* Begin *

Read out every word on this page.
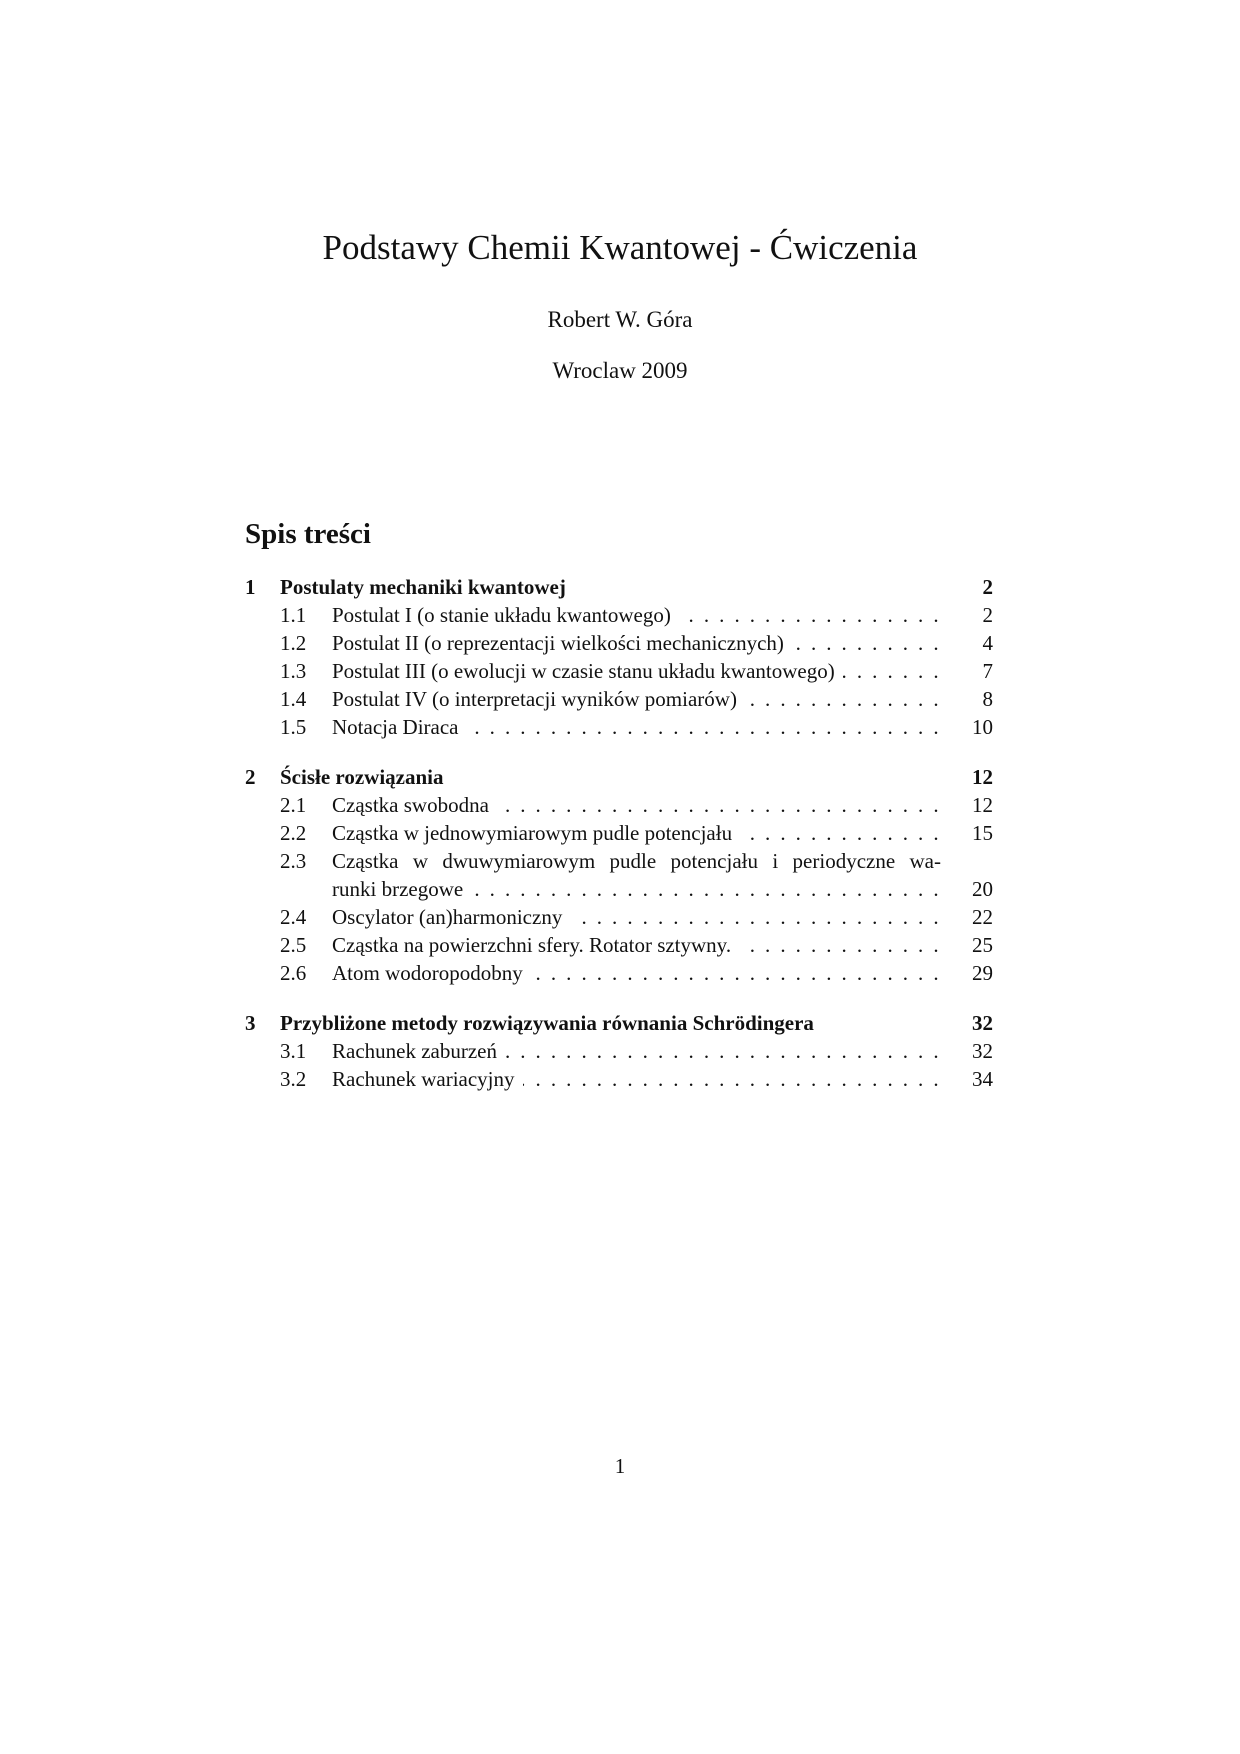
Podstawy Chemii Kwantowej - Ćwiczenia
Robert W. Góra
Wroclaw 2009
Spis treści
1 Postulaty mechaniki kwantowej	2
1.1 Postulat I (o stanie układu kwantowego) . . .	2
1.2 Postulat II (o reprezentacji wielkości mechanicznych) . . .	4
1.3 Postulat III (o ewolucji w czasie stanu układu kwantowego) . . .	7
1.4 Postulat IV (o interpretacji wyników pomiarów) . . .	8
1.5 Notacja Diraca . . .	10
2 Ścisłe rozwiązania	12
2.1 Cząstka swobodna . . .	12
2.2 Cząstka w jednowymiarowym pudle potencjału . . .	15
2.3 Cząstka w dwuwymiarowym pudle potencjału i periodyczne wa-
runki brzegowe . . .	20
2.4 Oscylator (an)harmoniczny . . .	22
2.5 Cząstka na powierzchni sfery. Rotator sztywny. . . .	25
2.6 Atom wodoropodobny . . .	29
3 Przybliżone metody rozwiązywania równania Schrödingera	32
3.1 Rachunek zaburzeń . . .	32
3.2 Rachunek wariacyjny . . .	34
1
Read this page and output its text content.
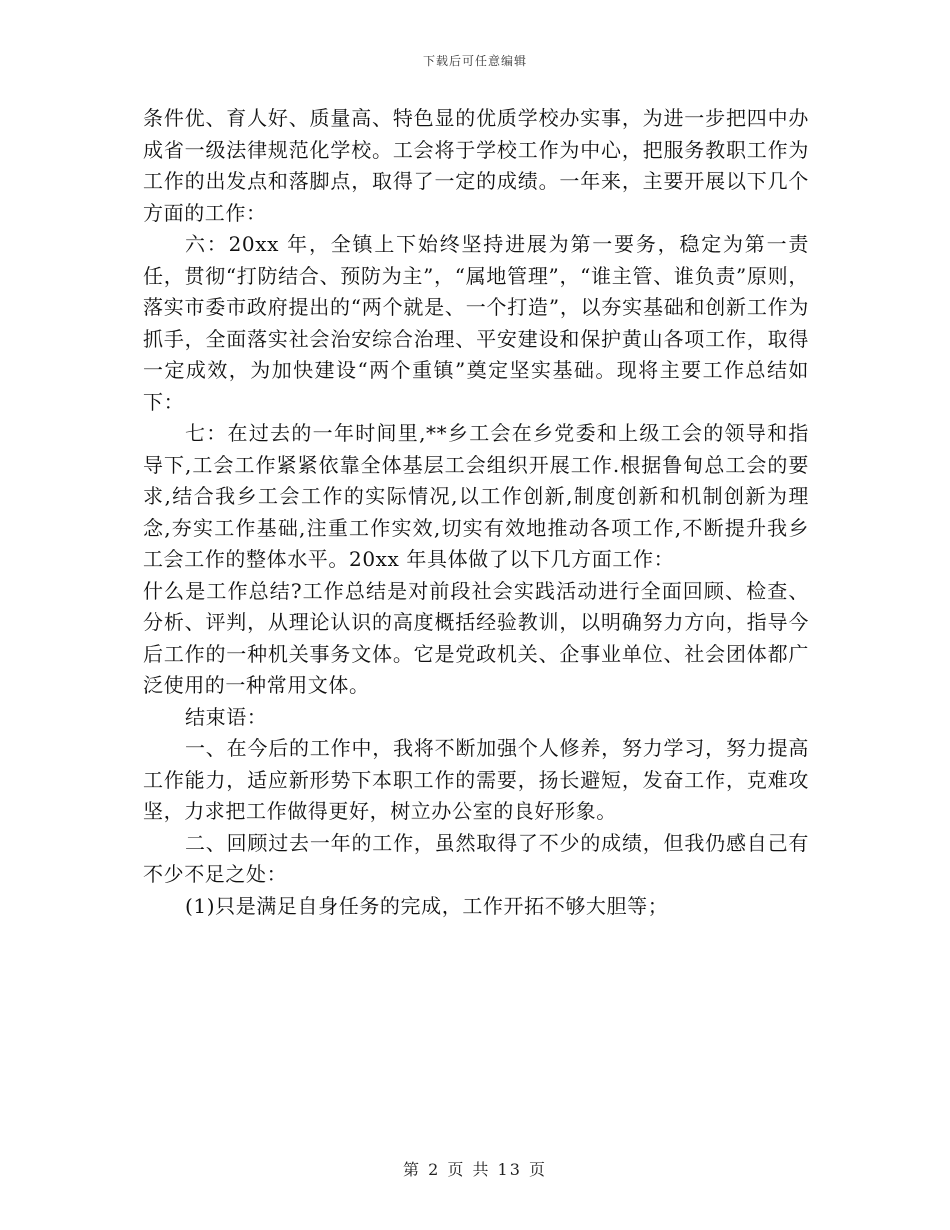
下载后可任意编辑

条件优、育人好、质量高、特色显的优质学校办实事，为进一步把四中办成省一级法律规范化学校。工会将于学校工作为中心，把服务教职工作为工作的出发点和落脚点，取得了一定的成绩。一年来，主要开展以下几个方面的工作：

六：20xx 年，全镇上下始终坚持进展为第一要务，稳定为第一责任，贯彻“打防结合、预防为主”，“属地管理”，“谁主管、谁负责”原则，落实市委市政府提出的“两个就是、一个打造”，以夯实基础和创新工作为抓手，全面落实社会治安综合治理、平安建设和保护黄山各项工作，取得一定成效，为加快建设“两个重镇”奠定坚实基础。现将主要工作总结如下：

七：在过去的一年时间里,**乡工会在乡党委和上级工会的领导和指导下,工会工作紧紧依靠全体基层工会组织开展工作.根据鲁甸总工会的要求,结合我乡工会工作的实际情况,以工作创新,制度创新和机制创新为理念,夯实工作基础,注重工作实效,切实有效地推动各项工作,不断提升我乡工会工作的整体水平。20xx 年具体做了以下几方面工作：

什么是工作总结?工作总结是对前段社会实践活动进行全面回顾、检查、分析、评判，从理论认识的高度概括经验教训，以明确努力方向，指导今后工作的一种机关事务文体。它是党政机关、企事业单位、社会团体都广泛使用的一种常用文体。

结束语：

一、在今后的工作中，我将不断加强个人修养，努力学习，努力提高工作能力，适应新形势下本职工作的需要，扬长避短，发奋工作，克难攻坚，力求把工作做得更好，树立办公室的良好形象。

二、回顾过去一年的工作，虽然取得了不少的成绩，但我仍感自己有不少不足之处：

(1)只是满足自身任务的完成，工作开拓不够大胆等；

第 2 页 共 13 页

* End *
* Begin *

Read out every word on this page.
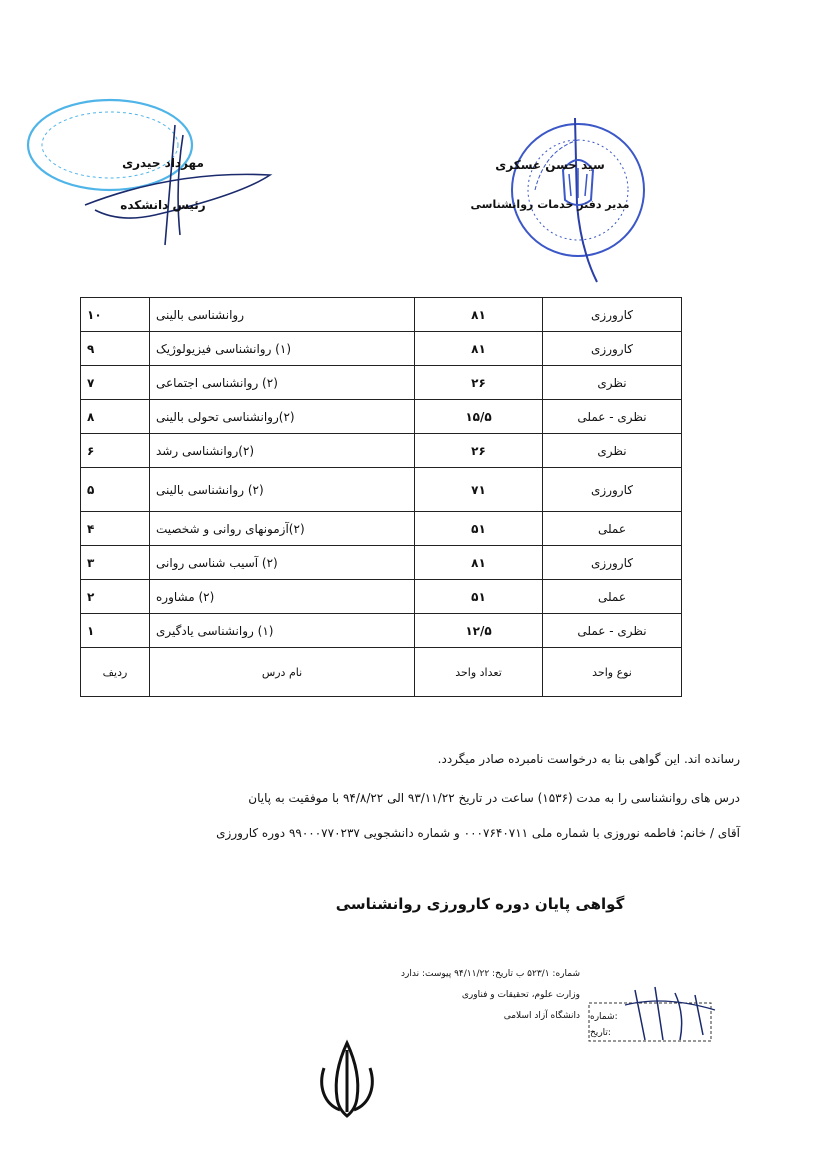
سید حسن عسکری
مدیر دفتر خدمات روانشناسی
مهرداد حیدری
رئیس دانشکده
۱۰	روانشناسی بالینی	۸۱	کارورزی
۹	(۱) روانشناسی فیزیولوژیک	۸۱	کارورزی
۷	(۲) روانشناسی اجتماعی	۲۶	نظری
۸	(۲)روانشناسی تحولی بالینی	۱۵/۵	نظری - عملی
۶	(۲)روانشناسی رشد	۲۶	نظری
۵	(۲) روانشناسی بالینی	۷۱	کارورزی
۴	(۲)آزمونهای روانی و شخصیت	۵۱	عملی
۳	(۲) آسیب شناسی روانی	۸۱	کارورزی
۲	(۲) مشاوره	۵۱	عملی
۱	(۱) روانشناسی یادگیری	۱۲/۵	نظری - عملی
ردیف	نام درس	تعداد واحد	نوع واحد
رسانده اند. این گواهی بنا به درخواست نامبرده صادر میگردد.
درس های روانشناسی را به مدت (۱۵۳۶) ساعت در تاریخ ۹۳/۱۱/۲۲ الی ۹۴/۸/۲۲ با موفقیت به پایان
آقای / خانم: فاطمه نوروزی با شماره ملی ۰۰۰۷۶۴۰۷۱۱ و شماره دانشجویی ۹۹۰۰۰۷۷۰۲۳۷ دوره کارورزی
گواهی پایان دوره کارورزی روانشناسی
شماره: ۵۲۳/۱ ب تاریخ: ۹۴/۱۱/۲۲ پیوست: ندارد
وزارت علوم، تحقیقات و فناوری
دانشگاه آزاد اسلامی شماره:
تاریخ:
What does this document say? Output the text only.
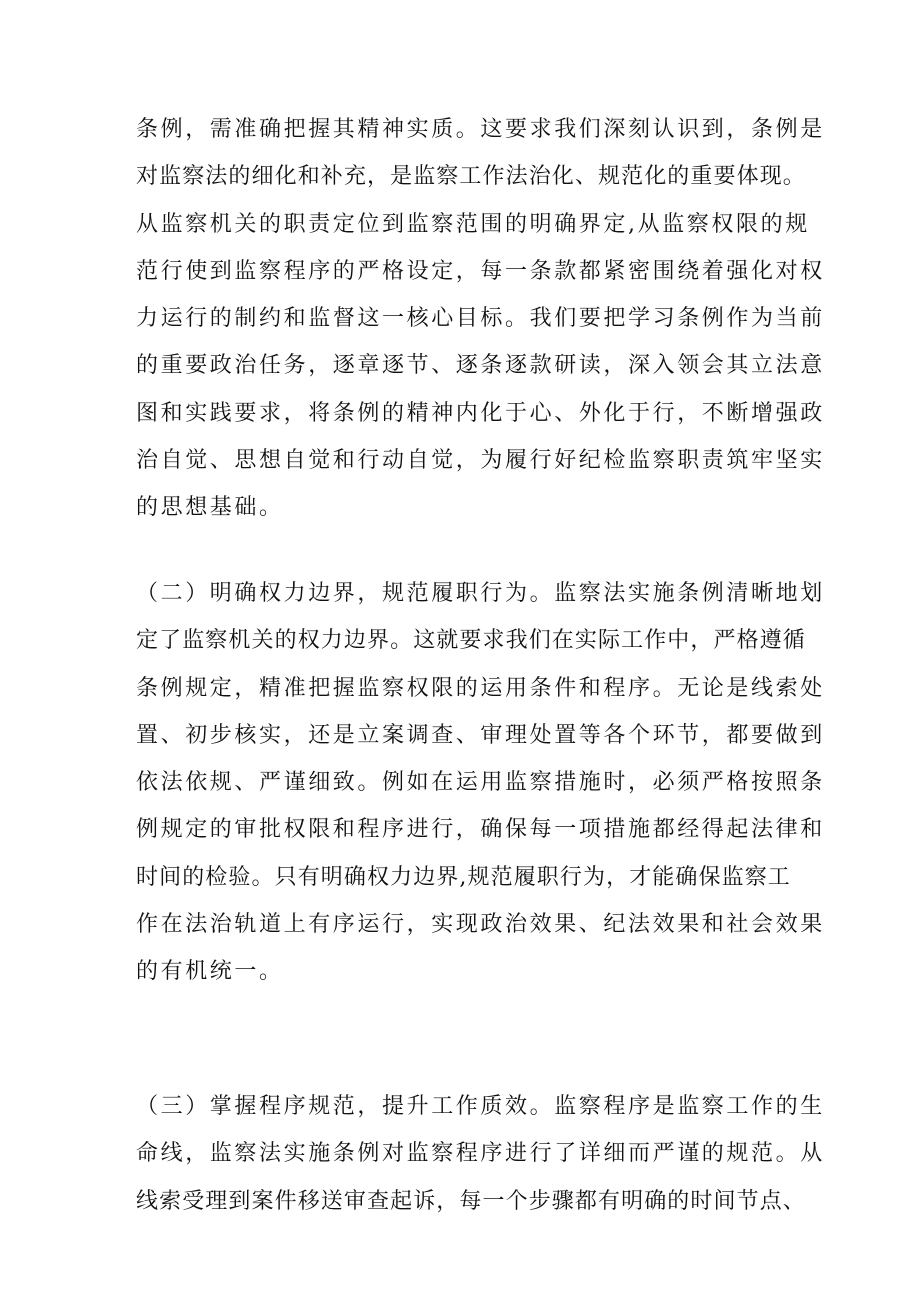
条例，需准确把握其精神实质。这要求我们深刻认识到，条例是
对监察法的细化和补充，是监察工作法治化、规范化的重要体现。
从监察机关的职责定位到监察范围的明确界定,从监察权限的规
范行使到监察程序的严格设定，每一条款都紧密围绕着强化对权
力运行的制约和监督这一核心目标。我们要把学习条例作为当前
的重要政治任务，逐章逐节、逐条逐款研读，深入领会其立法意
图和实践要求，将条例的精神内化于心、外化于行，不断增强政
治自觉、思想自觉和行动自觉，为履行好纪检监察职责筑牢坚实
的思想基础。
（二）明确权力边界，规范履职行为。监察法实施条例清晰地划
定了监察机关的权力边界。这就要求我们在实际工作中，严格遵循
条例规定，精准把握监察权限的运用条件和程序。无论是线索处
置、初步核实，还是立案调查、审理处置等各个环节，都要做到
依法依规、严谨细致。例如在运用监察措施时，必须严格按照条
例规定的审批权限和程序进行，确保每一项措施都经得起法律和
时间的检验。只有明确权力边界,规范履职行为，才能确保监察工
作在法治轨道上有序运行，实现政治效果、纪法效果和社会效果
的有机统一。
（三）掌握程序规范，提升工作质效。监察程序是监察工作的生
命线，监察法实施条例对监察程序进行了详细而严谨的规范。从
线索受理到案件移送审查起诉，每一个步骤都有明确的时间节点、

* End *
* Begin *

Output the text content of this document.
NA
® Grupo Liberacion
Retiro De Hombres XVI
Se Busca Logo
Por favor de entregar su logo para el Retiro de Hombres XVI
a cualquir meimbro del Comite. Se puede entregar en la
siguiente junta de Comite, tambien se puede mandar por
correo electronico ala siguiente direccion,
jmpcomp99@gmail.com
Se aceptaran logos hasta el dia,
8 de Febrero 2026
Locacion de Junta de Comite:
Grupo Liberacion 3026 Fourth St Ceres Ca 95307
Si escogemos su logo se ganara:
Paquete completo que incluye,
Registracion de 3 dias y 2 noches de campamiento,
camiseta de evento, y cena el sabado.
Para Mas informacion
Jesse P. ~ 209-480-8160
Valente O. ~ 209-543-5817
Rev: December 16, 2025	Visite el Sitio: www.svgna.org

* End *

Find every line that holds "Hombres" and copy it.

• **The reply**:
Retiro De Hombres XVI
Por favor de entregar su logo para el Retiro de Hombres XVI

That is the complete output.